Your job is to restate each entry word for word.

─── PROVIDED INFORMATION ───

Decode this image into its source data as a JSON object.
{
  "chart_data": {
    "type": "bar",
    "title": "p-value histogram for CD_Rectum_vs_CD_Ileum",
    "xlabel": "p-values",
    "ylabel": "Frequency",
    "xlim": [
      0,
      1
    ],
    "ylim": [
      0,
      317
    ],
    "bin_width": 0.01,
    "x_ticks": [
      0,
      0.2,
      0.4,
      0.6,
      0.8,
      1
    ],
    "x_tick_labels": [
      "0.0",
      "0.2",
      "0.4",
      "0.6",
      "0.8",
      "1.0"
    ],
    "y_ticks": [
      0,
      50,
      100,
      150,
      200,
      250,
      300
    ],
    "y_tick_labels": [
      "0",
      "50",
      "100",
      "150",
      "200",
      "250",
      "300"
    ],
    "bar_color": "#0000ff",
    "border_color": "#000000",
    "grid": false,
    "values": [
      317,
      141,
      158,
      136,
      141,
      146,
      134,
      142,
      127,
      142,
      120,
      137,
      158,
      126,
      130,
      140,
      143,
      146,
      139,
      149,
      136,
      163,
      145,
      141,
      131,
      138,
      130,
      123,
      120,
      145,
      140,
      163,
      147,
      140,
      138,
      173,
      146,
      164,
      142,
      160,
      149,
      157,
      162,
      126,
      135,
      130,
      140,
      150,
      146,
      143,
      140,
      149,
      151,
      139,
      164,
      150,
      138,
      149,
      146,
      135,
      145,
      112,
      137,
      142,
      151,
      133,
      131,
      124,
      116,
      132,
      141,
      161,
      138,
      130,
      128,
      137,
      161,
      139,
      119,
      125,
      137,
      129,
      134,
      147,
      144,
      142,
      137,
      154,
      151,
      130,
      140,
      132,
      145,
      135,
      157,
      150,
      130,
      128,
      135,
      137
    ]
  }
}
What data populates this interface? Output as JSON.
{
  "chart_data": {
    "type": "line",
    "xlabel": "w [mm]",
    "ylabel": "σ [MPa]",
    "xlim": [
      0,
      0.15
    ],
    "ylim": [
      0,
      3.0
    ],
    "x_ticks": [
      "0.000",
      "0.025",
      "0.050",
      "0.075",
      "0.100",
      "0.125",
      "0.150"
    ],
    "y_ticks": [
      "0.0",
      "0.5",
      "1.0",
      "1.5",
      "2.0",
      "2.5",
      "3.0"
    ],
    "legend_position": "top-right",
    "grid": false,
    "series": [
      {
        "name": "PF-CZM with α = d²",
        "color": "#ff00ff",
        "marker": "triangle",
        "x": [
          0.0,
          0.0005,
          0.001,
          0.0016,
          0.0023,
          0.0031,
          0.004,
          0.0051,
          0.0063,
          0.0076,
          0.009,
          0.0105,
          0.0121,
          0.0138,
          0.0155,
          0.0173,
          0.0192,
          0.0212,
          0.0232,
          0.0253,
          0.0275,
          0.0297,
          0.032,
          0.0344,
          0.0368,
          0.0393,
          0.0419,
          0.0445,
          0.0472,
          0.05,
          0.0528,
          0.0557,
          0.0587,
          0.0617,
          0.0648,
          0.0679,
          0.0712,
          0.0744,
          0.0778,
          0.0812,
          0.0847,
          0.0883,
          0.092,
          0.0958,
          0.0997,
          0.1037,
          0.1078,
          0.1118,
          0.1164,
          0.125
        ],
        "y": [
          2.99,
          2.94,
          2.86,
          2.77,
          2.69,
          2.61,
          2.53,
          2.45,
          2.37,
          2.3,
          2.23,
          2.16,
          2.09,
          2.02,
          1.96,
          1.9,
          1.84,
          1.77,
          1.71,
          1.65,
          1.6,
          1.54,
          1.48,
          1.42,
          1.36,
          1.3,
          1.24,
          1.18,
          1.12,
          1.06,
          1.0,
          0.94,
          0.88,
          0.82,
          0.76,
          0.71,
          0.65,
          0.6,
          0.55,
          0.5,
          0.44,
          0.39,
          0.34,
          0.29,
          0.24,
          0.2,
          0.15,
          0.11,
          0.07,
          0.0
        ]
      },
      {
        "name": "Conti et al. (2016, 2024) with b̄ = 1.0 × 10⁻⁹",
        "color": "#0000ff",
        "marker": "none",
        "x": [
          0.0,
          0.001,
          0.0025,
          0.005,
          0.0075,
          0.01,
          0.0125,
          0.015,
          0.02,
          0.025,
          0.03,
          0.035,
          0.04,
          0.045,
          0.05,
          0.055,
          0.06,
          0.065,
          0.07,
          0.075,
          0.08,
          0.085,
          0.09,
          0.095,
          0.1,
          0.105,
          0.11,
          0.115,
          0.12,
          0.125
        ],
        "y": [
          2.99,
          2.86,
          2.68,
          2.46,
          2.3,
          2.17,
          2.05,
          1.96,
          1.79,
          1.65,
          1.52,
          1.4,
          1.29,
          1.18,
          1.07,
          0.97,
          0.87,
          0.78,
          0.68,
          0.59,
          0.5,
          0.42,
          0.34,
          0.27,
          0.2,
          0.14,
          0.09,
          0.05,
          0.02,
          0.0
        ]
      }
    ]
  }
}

───

**EXERCISE RESPONSE:**
Decode this image into its source data as a JSON object.
{
  "chart_data": {
    "type": "bar",
    "title": "p-value histogram for CD_Rectum_vs_CD_Ileum",
    "xlabel": "p-values",
    "ylabel": "Frequency",
    "xlim": [
      0,
      1
    ],
    "ylim": [
      0,
      317
    ],
    "bin_width": 0.01,
    "x_ticks": [
      0,
      0.2,
      0.4,
      0.6,
      0.8,
      1
    ],
    "x_tick_labels": [
      "0.0",
      "0.2",
      "0.4",
      "0.6",
      "0.8",
      "1.0"
    ],
    "y_ticks": [
      0,
      50,
      100,
      150,
      200,
      250,
      300
    ],
    "y_tick_labels": [
      "0",
      "50",
      "100",
      "150",
      "200",
      "250",
      "300"
    ],
    "bar_color": "#0000ff",
    "border_color": "#000000",
    "grid": false,
    "values": [
      317,
      141,
      158,
      136,
      141,
      146,
      134,
      142,
      127,
      142,
      120,
      137,
      158,
      126,
      130,
      140,
      143,
      146,
      139,
      149,
      136,
      163,
      145,
      141,
      131,
      138,
      130,
      123,
      120,
      145,
      140,
      163,
      147,
      140,
      138,
      173,
      146,
      164,
      142,
      160,
      149,
      157,
      162,
      126,
      135,
      130,
      140,
      150,
      146,
      143,
      140,
      149,
      151,
      139,
      164,
      150,
      138,
      149,
      146,
      135,
      145,
      112,
      137,
      142,
      151,
      133,
      131,
      124,
      116,
      132,
      141,
      161,
      138,
      130,
      128,
      137,
      161,
      139,
      119,
      125,
      137,
      129,
      134,
      147,
      144,
      142,
      137,
      154,
      151,
      130,
      140,
      132,
      145,
      135,
      157,
      150,
      130,
      128,
      135,
      137
    ]
  }
}
What data populates this interface? Output as JSON.
{
  "chart_data": {
    "type": "line",
    "xlabel": "w [mm]",
    "ylabel": "σ [MPa]",
    "xlim": [
      0,
      0.15
    ],
    "ylim": [
      0,
      3.0
    ],
    "x_ticks": [
      "0.000",
      "0.025",
      "0.050",
      "0.075",
      "0.100",
      "0.125",
      "0.150"
    ],
    "y_ticks": [
      "0.0",
      "0.5",
      "1.0",
      "1.5",
      "2.0",
      "2.5",
      "3.0"
    ],
    "legend_position": "top-right",
    "grid": false,
    "series": [
      {
        "name": "PF-CZM with α = d²",
        "color": "#ff00ff",
        "marker": "triangle",
        "x": [
          0.0,
          0.0005,
          0.001,
          0.0016,
          0.0023,
          0.0031,
          0.004,
          0.0051,
          0.0063,
          0.0076,
          0.009,
          0.0105,
          0.0121,
          0.0138,
          0.0155,
          0.0173,
          0.0192,
          0.0212,
          0.0232,
          0.0253,
          0.0275,
          0.0297,
          0.032,
          0.0344,
          0.0368,
          0.0393,
          0.0419,
          0.0445,
          0.0472,
          0.05,
          0.0528,
          0.0557,
          0.0587,
          0.0617,
          0.0648,
          0.0679,
          0.0712,
          0.0744,
          0.0778,
          0.0812,
          0.0847,
          0.0883,
          0.092,
          0.0958,
          0.0997,
          0.1037,
          0.1078,
          0.1118,
          0.1164,
          0.125
        ],
        "y": [
          2.99,
          2.94,
          2.86,
          2.77,
          2.69,
          2.61,
          2.53,
          2.45,
          2.37,
          2.3,
          2.23,
          2.16,
          2.09,
          2.02,
          1.96,
          1.9,
          1.84,
          1.77,
          1.71,
          1.65,
          1.6,
          1.54,
          1.48,
          1.42,
          1.36,
          1.3,
          1.24,
          1.18,
          1.12,
          1.06,
          1.0,
          0.94,
          0.88,
          0.82,
          0.76,
          0.71,
          0.65,
          0.6,
          0.55,
          0.5,
          0.44,
          0.39,
          0.34,
          0.29,
          0.24,
          0.2,
          0.15,
          0.11,
          0.07,
          0.0
        ]
      },
      {
        "name": "Conti et al. (2016, 2024) with b̄ = 1.0 × 10⁻⁹",
        "color": "#0000ff",
        "marker": "none",
        "x": [
          0.0,
          0.001,
          0.0025,
          0.005,
          0.0075,
          0.01,
          0.0125,
          0.015,
          0.02,
          0.025,
          0.03,
          0.035,
          0.04,
          0.045,
          0.05,
          0.055,
          0.06,
          0.065,
          0.07,
          0.075,
          0.08,
          0.085,
          0.09,
          0.095,
          0.1,
          0.105,
          0.11,
          0.115,
          0.12,
          0.125
        ],
        "y": [
          2.99,
          2.86,
          2.68,
          2.46,
          2.3,
          2.17,
          2.05,
          1.96,
          1.79,
          1.65,
          1.52,
          1.4,
          1.29,
          1.18,
          1.07,
          0.97,
          0.87,
          0.78,
          0.68,
          0.59,
          0.5,
          0.42,
          0.34,
          0.27,
          0.2,
          0.14,
          0.09,
          0.05,
          0.02,
          0.0
        ]
      }
    ]
  }
}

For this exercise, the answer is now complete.